▸ **THE TASK**
Collect the lines of the entries where "网页设计制作员" shows up.
"""
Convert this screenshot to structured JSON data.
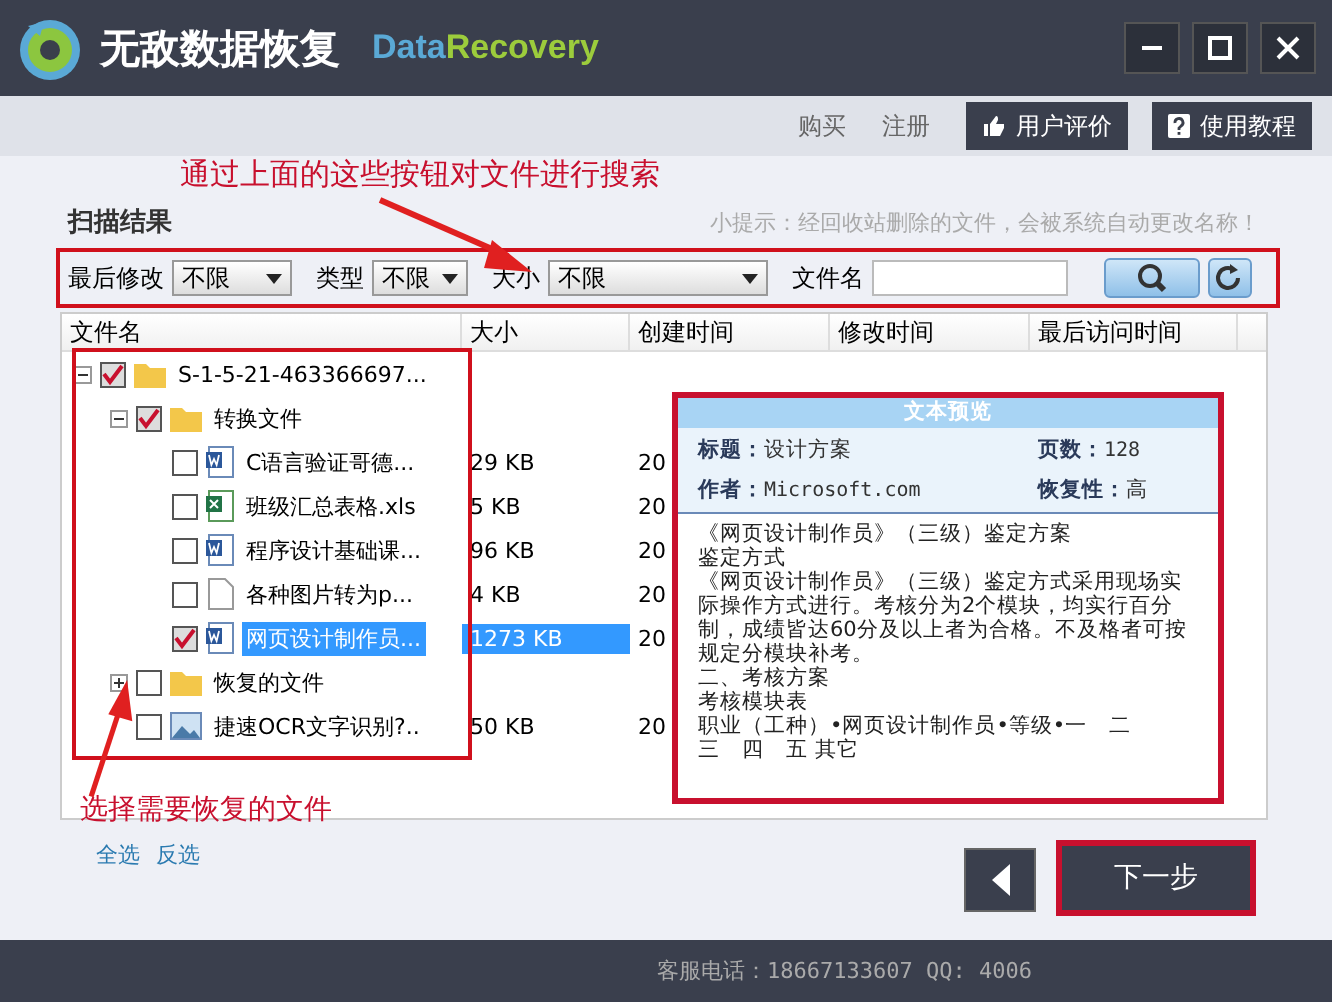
{
  "window": {
    "app_name": "无敌数据恢复",
    "brand_part1": "Data",
    "brand_part2": "Recovery"
  },
  "top_links": [
    "购买",
    "注册"
  ],
  "top_buttons": [
    {
      "kind": "thumb",
      "label": "用户评价"
    },
    {
      "kind": "help",
      "label": "使用教程"
    }
  ],
  "annotation_search": "通过上面的这些按钮对文件进行搜索",
  "section_title": "扫描结果",
  "hint": "小提示：经回收站删除的文件，会被系统自动更改名称！",
  "filters": [
    {
      "label": "最后修改",
      "value": "不限"
    },
    {
      "label": "类型",
      "value": "不限"
    },
    {
      "label": "大小",
      "value": "不限"
    }
  ],
  "filename_filter": {
    "label": "文件名"
  },
  "columns": [
    "文件名",
    "大小",
    "创建时间",
    "修改时间",
    "最后访问时间"
  ],
  "tree": [
    {
      "name": "S-1-5-21-463366697...",
      "kind": "folder",
      "checked": true,
      "selected": false,
      "expanded": true,
      "children": [
        {
          "name": "转换文件",
          "kind": "folder",
          "checked": true,
          "selected": false,
          "expanded": true,
          "children": [
            {
              "name": "C语言验证哥德...",
              "kind": "word",
              "checked": false,
              "selected": false,
              "size": "29 KB",
              "created": "20"
            },
            {
              "name": "班级汇总表格.xls",
              "kind": "excel",
              "checked": false,
              "selected": false,
              "size": "5 KB",
              "created": "20"
            },
            {
              "name": "程序设计基础课...",
              "kind": "word",
              "checked": false,
              "selected": false,
              "size": "96 KB",
              "created": "20"
            },
            {
              "name": "各种图片转为p...",
              "kind": "text",
              "checked": false,
              "selected": false,
              "size": "4 KB",
              "created": "20"
            },
            {
              "name": "网页设计制作员...",
              "kind": "word",
              "checked": true,
              "selected": true,
              "size": "1273 KB",
              "created": "20"
            }
          ]
        },
        {
          "name": "恢复的文件",
          "kind": "folder",
          "checked": false,
          "selected": false,
          "expanded": false
        },
        {
          "name": "捷速OCR文字识别?..",
          "kind": "image",
          "checked": false,
          "selected": false,
          "size": "50 KB",
          "created": "20"
        }
      ]
    }
  ],
  "preview": {
    "title": "文本预览",
    "fields": [
      {
        "label": "标题：",
        "value": "设计方案",
        "mono": false
      },
      {
        "label": "页数：",
        "value": "128",
        "mono": true
      },
      {
        "label": "作者：",
        "value": "Microsoft.com",
        "mono": true
      },
      {
        "label": "恢复性：",
        "value": "高",
        "mono": false
      }
    ],
    "lines": [
      "《网页设计制作员》（三级）鉴定方案",
      "鉴定方式",
      "《网页设计制作员》（三级）鉴定方式采用现场实际操作方式进行。考核分为2个模块，均实行百分制，成绩皆达60分及以上者为合格。不及格者可按规定分模块补考。",
      "二、考核方案",
      "考核模块表",
      "职业（工种）•网页设计制作员•等级•一　二",
      "三　四　五 其它"
    ]
  },
  "annotation_select": "选择需要恢复的文件",
  "select_links": [
    "全选",
    "反选"
  ],
  "next_button": "下一步",
  "status": "客服电话：18667133607 QQ: 4006"
}
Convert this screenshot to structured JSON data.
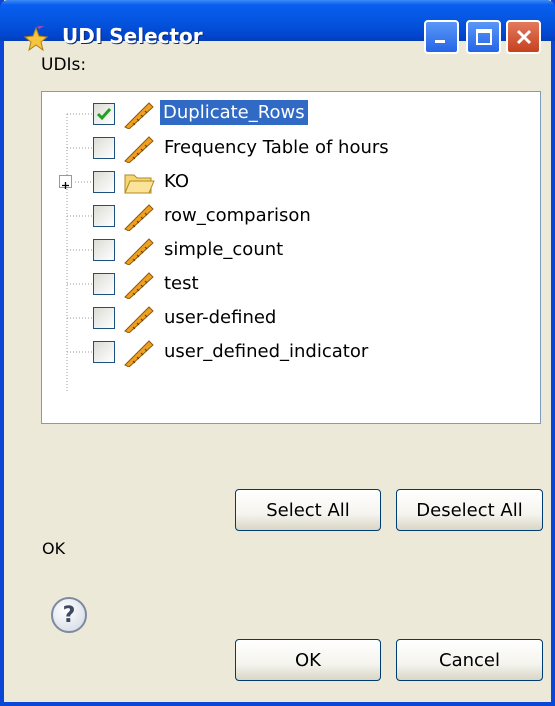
"""
▸ **OUTPUT FOR THIS EXERCISE**
              "name": "网页设计制作员...",
      "《网页设计制作员》（三级）鉴定方案",
      "《网页设计制作员》（三级）鉴定方式采用现场实际操作方式进行。考核分为2个模块，均实行百分制，成绩皆达60分及以上者为合格。不及格者可按规定分模块补考。",
      "职业（工种）•网页设计制作员•等级•一　二",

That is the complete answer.